Request. Single out the lines that include the word "ALAMRI". Copy them.

— BEGIN —

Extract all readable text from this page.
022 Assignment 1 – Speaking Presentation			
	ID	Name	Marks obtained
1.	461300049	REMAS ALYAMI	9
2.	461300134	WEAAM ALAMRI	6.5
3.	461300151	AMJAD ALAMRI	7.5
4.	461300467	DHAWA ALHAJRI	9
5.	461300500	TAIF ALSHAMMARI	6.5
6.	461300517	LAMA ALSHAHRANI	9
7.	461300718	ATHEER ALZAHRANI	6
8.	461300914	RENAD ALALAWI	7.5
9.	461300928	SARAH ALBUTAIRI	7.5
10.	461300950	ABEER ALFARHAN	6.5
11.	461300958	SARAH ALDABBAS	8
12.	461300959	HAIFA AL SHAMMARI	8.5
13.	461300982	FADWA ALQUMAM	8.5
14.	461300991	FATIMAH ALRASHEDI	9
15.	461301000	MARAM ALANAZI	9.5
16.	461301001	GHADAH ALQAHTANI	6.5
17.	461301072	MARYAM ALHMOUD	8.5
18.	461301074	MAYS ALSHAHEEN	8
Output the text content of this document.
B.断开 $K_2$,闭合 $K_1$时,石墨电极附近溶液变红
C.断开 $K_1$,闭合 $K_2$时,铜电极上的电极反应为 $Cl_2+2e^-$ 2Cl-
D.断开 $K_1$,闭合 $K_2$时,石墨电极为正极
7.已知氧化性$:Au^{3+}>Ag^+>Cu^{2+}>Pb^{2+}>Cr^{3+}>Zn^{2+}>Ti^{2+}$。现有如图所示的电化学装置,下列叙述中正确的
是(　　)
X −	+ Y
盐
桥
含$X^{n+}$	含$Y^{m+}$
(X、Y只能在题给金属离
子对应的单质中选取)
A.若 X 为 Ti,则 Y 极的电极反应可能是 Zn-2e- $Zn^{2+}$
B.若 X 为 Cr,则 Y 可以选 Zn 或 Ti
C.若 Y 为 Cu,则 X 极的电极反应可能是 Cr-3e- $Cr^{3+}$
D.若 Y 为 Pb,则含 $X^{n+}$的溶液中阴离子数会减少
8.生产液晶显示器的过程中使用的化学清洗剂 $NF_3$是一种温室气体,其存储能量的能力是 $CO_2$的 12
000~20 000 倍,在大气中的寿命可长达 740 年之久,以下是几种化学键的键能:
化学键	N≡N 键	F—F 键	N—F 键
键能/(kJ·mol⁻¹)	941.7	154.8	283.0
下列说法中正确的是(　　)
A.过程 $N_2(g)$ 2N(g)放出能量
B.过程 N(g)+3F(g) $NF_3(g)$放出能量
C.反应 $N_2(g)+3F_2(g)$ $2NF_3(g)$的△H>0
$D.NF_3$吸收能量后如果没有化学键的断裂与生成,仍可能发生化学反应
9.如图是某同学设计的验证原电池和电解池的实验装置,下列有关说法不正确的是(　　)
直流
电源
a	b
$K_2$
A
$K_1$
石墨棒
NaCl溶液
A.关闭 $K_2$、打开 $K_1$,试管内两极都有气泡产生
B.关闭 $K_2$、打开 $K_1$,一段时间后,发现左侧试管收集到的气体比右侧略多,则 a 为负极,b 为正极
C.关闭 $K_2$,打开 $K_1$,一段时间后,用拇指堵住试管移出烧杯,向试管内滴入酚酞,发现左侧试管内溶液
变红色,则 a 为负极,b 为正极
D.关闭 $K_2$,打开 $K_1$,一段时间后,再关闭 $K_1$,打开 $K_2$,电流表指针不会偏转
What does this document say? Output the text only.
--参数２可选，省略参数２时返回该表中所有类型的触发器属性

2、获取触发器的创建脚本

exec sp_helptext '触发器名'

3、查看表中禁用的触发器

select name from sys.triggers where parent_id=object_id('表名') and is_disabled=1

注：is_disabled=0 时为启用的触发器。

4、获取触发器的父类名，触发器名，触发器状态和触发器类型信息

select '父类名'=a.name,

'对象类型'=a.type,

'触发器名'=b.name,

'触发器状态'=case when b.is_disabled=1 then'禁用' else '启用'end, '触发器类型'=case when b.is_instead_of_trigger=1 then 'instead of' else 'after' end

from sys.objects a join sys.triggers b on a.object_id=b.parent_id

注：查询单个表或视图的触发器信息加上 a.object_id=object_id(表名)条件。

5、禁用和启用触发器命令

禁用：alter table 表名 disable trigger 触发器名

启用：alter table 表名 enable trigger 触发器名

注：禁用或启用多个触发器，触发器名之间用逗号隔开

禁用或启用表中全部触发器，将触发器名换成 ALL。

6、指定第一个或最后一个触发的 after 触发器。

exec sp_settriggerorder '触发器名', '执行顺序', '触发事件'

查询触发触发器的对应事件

— END —

Written answer.
2.	461300134	WEAAM ALAMRI	6.5
3.	461300151	AMJAD ALAMRI	7.5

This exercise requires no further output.